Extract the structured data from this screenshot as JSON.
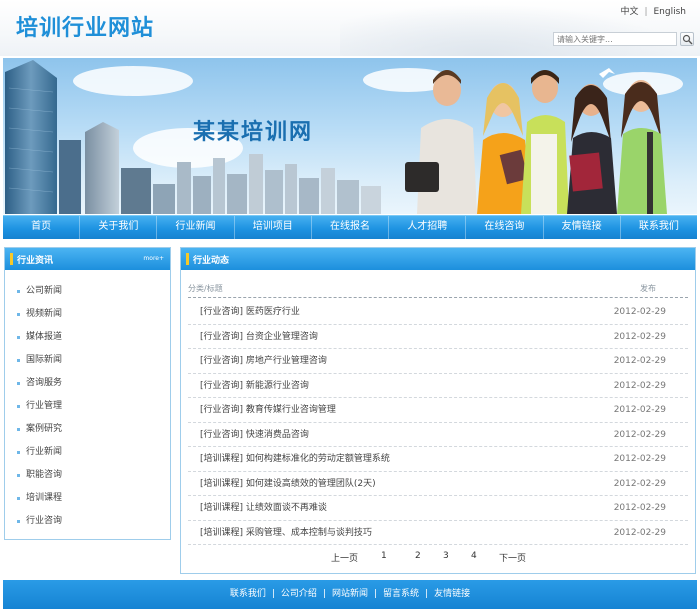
{
  "header": {
    "site_title": "培训行业网站",
    "lang_cn": "中文",
    "lang_sep": "|",
    "lang_en": "English",
    "search_placeholder": "请输入关键字..."
  },
  "banner": {
    "title": "某某培训网"
  },
  "nav": {
    "items": [
      "首页",
      "关于我们",
      "行业新闻",
      "培训项目",
      "在线报名",
      "人才招聘",
      "在线咨询",
      "友情链接",
      "联系我们"
    ]
  },
  "sidebar": {
    "title": "行业资讯",
    "more": "more+",
    "items": [
      "公司新闻",
      "视频新闻",
      "媒体报道",
      "国际新闻",
      "咨询服务",
      "行业管理",
      "案例研究",
      "行业新闻",
      "职能咨询",
      "培训课程",
      "行业咨询"
    ]
  },
  "main": {
    "title": "行业动态",
    "col_category": "分类/标题",
    "col_date": "发布",
    "news": [
      {
        "title": "[行业咨询] 医药医疗行业",
        "date": "2012-02-29"
      },
      {
        "title": "[行业咨询] 台资企业管理咨询",
        "date": "2012-02-29"
      },
      {
        "title": "[行业咨询] 房地产行业管理咨询",
        "date": "2012-02-29"
      },
      {
        "title": "[行业咨询] 新能源行业咨询",
        "date": "2012-02-29"
      },
      {
        "title": "[行业咨询] 教育传媒行业咨询管理",
        "date": "2012-02-29"
      },
      {
        "title": "[行业咨询] 快速消费品咨询",
        "date": "2012-02-29"
      },
      {
        "title": "[培训课程] 如何构建标准化的劳动定额管理系统",
        "date": "2012-02-29"
      },
      {
        "title": "[培训课程] 如何建设高绩效的管理团队(2天)",
        "date": "2012-02-29"
      },
      {
        "title": "[培训课程] 让绩效面谈不再难谈",
        "date": "2012-02-29"
      },
      {
        "title": "[培训课程] 采购管理、成本控制与谈判技巧",
        "date": "2012-02-29"
      }
    ],
    "pager": {
      "prev": "上一页",
      "pages": [
        "1",
        "2",
        "3",
        "4"
      ],
      "next": "下一页"
    }
  },
  "footer": {
    "links": [
      "联系我们",
      "公司介绍",
      "网站新闻",
      "留言系统",
      "友情链接"
    ],
    "sep": "|"
  },
  "colors": {
    "brand_blue": "#1f8fd8",
    "nav_blue": "#1e93e2",
    "accent_yellow": "#f7c928"
  }
}
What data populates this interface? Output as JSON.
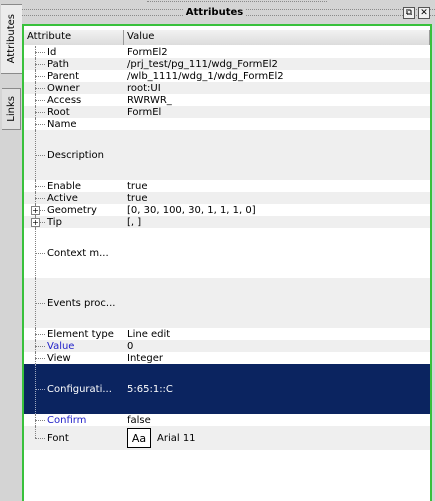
{
  "side_tabs": [
    "Attributes",
    "Links"
  ],
  "dock": {
    "title": "Attributes",
    "float_icon": "float-icon",
    "close_icon": "close-icon"
  },
  "table": {
    "headers": [
      "Attribute",
      "Value"
    ],
    "rows": [
      {
        "name": "Id",
        "value": "FormEl2"
      },
      {
        "name": "Path",
        "value": "/prj_test/pg_111/wdg_FormEl2"
      },
      {
        "name": "Parent",
        "value": "/wlb_1111/wdg_1/wdg_FormEl2"
      },
      {
        "name": "Owner",
        "value": "root:UI"
      },
      {
        "name": "Access",
        "value": "RWRWR_"
      },
      {
        "name": "Root",
        "value": "FormEl"
      },
      {
        "name": "Name",
        "value": ""
      },
      {
        "name": "Description",
        "value": ""
      },
      {
        "name": "Enable",
        "value": "true"
      },
      {
        "name": "Active",
        "value": "true"
      },
      {
        "name": "Geometry",
        "value": "[0, 30, 100, 30, 1, 1, 1, 0]"
      },
      {
        "name": "Tip",
        "value": "[, ]"
      },
      {
        "name": "Context m...",
        "value": ""
      },
      {
        "name": "Events proc...",
        "value": ""
      },
      {
        "name": "Element type",
        "value": "Line edit"
      },
      {
        "name": "Value",
        "value": "0"
      },
      {
        "name": "View",
        "value": "Integer"
      },
      {
        "name": "Configurati...",
        "value": "5:65:1::C"
      },
      {
        "name": "Confirm",
        "value": "false"
      },
      {
        "name": "Font",
        "value": "Arial 11",
        "swatch": "Aa"
      }
    ]
  },
  "colors": {
    "focus_frame": "#39c13c",
    "selection": "#0b2460",
    "highlight_text": "#1e1ec8"
  }
}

EXERCISE OBJECTIVE
Give solely the number of lines in the data that contain the string "培训课程".

SOLUTION
5